Lines of data:
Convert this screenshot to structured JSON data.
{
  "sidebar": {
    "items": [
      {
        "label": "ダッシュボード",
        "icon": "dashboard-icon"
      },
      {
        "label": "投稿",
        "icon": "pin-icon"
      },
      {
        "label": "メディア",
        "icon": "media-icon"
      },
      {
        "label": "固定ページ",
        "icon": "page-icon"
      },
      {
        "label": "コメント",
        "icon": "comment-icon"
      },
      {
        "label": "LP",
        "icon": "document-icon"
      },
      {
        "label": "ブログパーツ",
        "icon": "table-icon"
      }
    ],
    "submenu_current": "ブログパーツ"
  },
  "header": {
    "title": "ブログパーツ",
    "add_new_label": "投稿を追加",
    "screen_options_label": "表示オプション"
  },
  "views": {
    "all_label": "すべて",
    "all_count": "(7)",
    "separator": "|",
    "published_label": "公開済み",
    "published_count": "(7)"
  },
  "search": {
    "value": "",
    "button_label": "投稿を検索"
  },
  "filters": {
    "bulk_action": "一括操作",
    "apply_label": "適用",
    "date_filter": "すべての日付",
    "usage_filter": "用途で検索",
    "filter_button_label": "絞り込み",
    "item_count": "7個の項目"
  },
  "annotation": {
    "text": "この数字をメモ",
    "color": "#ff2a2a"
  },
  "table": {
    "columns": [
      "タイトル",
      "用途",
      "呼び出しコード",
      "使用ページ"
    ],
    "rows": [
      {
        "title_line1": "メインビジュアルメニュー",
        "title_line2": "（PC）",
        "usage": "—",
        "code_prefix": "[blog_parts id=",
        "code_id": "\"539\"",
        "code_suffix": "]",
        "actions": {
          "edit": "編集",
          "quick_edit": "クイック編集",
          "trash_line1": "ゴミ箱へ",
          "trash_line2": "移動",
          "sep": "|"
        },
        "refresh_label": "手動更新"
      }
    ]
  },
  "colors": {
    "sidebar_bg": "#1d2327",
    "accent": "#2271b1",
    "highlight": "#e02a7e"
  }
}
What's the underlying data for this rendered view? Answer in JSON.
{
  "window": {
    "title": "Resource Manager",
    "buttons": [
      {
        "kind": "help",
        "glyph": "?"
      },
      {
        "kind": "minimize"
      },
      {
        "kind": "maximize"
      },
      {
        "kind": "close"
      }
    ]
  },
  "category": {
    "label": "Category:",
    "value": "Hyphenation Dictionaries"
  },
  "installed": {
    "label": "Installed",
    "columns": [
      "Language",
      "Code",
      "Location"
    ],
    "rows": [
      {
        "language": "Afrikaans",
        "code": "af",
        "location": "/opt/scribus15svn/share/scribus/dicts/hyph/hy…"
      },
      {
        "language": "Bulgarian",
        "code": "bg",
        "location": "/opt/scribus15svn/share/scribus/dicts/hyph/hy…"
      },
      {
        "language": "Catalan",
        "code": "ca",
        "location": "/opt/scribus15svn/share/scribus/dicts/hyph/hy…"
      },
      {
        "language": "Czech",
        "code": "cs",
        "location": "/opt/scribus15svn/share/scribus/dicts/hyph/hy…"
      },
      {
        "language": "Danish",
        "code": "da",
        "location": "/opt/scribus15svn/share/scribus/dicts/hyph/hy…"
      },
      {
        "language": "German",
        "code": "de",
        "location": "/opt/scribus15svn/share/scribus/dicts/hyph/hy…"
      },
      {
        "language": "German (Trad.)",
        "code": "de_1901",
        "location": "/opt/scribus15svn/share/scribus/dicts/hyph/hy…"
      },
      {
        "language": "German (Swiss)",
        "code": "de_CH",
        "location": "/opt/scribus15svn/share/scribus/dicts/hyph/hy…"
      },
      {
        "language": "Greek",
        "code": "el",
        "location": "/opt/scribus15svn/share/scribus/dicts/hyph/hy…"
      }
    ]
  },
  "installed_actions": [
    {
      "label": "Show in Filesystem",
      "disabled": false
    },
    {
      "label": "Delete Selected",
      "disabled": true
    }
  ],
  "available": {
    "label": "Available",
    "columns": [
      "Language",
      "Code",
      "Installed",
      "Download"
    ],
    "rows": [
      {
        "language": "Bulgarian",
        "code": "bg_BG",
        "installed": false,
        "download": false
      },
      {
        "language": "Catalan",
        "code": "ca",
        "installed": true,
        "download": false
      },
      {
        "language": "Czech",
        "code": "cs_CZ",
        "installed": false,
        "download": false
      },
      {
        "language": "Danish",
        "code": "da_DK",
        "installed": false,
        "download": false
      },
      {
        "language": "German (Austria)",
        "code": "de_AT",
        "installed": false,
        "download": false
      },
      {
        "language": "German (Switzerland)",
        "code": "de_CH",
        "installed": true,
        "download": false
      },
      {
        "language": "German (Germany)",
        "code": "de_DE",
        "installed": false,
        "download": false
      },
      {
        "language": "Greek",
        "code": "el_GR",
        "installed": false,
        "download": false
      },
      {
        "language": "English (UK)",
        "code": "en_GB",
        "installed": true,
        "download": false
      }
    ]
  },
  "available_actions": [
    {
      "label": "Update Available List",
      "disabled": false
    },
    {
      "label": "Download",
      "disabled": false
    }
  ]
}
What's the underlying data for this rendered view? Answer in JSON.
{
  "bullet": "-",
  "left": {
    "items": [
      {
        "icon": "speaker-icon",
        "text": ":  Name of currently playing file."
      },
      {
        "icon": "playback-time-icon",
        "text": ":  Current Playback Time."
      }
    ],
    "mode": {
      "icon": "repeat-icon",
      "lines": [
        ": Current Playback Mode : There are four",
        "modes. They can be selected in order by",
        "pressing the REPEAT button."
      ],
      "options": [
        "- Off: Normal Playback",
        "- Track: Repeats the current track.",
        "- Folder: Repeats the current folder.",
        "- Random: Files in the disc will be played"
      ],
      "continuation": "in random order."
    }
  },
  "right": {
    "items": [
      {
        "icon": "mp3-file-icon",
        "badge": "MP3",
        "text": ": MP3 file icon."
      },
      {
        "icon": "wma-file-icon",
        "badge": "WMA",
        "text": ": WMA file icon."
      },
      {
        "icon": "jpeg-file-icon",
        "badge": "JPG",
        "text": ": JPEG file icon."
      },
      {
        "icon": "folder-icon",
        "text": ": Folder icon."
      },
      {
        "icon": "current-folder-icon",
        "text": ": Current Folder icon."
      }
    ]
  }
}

WHAT IS ASKED: Print out all the entries precisely as written.

FULL ANSWER:
Convert this screenshot to structured JSON data.
{
  "sidebar": {
    "items": [
      {
        "label": "ダッシュボード",
        "icon": "dashboard-icon"
      },
      {
        "label": "投稿",
        "icon": "pin-icon"
      },
      {
        "label": "メディア",
        "icon": "media-icon"
      },
      {
        "label": "固定ページ",
        "icon": "page-icon"
      },
      {
        "label": "コメント",
        "icon": "comment-icon"
      },
      {
        "label": "LP",
        "icon": "document-icon"
      },
      {
        "label": "ブログパーツ",
        "icon": "table-icon"
      }
    ],
    "submenu_current": "ブログパーツ"
  },
  "header": {
    "title": "ブログパーツ",
    "add_new_label": "投稿を追加",
    "screen_options_label": "表示オプション"
  },
  "views": {
    "all_label": "すべて",
    "all_count": "(7)",
    "separator": "|",
    "published_label": "公開済み",
    "published_count": "(7)"
  },
  "search": {
    "value": "",
    "button_label": "投稿を検索"
  },
  "filters": {
    "bulk_action": "一括操作",
    "apply_label": "適用",
    "date_filter": "すべての日付",
    "usage_filter": "用途で検索",
    "filter_button_label": "絞り込み",
    "item_count": "7個の項目"
  },
  "annotation": {
    "text": "この数字をメモ",
    "color": "#ff2a2a"
  },
  "table": {
    "columns": [
      "タイトル",
      "用途",
      "呼び出しコード",
      "使用ページ"
    ],
    "rows": [
      {
        "title_line1": "メインビジュアルメニュー",
        "title_line2": "（PC）",
        "usage": "—",
        "code_prefix": "[blog_parts id=",
        "code_id": "\"539\"",
        "code_suffix": "]",
        "actions": {
          "edit": "編集",
          "quick_edit": "クイック編集",
          "trash_line1": "ゴミ箱へ",
          "trash_line2": "移動",
          "sep": "|"
        },
        "refresh_label": "手動更新"
      }
    ]
  },
  "colors": {
    "sidebar_bg": "#1d2327",
    "accent": "#2271b1",
    "highlight": "#e02a7e"
  }
}
What's the underlying data for this rendered view? Answer in JSON.
{
  "window": {
    "title": "Resource Manager",
    "buttons": [
      {
        "kind": "help",
        "glyph": "?"
      },
      {
        "kind": "minimize"
      },
      {
        "kind": "maximize"
      },
      {
        "kind": "close"
      }
    ]
  },
  "category": {
    "label": "Category:",
    "value": "Hyphenation Dictionaries"
  },
  "installed": {
    "label": "Installed",
    "columns": [
      "Language",
      "Code",
      "Location"
    ],
    "rows": [
      {
        "language": "Afrikaans",
        "code": "af",
        "location": "/opt/scribus15svn/share/scribus/dicts/hyph/hy…"
      },
      {
        "language": "Bulgarian",
        "code": "bg",
        "location": "/opt/scribus15svn/share/scribus/dicts/hyph/hy…"
      },
      {
        "language": "Catalan",
        "code": "ca",
        "location": "/opt/scribus15svn/share/scribus/dicts/hyph/hy…"
      },
      {
        "language": "Czech",
        "code": "cs",
        "location": "/opt/scribus15svn/share/scribus/dicts/hyph/hy…"
      },
      {
        "language": "Danish",
        "code": "da",
        "location": "/opt/scribus15svn/share/scribus/dicts/hyph/hy…"
      },
      {
        "language": "German",
        "code": "de",
        "location": "/opt/scribus15svn/share/scribus/dicts/hyph/hy…"
      },
      {
        "language": "German (Trad.)",
        "code": "de_1901",
        "location": "/opt/scribus15svn/share/scribus/dicts/hyph/hy…"
      },
      {
        "language": "German (Swiss)",
        "code": "de_CH",
        "location": "/opt/scribus15svn/share/scribus/dicts/hyph/hy…"
      },
      {
        "language": "Greek",
        "code": "el",
        "location": "/opt/scribus15svn/share/scribus/dicts/hyph/hy…"
      }
    ]
  },
  "installed_actions": [
    {
      "label": "Show in Filesystem",
      "disabled": false
    },
    {
      "label": "Delete Selected",
      "disabled": true
    }
  ],
  "available": {
    "label": "Available",
    "columns": [
      "Language",
      "Code",
      "Installed",
      "Download"
    ],
    "rows": [
      {
        "language": "Bulgarian",
        "code": "bg_BG",
        "installed": false,
        "download": false
      },
      {
        "language": "Catalan",
        "code": "ca",
        "installed": true,
        "download": false
      },
      {
        "language": "Czech",
        "code": "cs_CZ",
        "installed": false,
        "download": false
      },
      {
        "language": "Danish",
        "code": "da_DK",
        "installed": false,
        "download": false
      },
      {
        "language": "German (Austria)",
        "code": "de_AT",
        "installed": false,
        "download": false
      },
      {
        "language": "German (Switzerland)",
        "code": "de_CH",
        "installed": true,
        "download": false
      },
      {
        "language": "German (Germany)",
        "code": "de_DE",
        "installed": false,
        "download": false
      },
      {
        "language": "Greek",
        "code": "el_GR",
        "installed": false,
        "download": false
      },
      {
        "language": "English (UK)",
        "code": "en_GB",
        "installed": true,
        "download": false
      }
    ]
  },
  "available_actions": [
    {
      "label": "Update Available List",
      "disabled": false
    },
    {
      "label": "Download",
      "disabled": false
    }
  ]
}
What's the underlying data for this rendered view? Answer in JSON.
{
  "bullet": "-",
  "left": {
    "items": [
      {
        "icon": "speaker-icon",
        "text": ":  Name of currently playing file."
      },
      {
        "icon": "playback-time-icon",
        "text": ":  Current Playback Time."
      }
    ],
    "mode": {
      "icon": "repeat-icon",
      "lines": [
        ": Current Playback Mode : There are four",
        "modes. They can be selected in order by",
        "pressing the REPEAT button."
      ],
      "options": [
        "- Off: Normal Playback",
        "- Track: Repeats the current track.",
        "- Folder: Repeats the current folder.",
        "- Random: Files in the disc will be played"
      ],
      "continuation": "in random order."
    }
  },
  "right": {
    "items": [
      {
        "icon": "mp3-file-icon",
        "badge": "MP3",
        "text": ": MP3 file icon."
      },
      {
        "icon": "wma-file-icon",
        "badge": "WMA",
        "text": ": WMA file icon."
      },
      {
        "icon": "jpeg-file-icon",
        "badge": "JPG",
        "text": ": JPEG file icon."
      },
      {
        "icon": "folder-icon",
        "text": ": Folder icon."
      },
      {
        "icon": "current-folder-icon",
        "text": ": Current Folder icon."
      }
    ]
  }
}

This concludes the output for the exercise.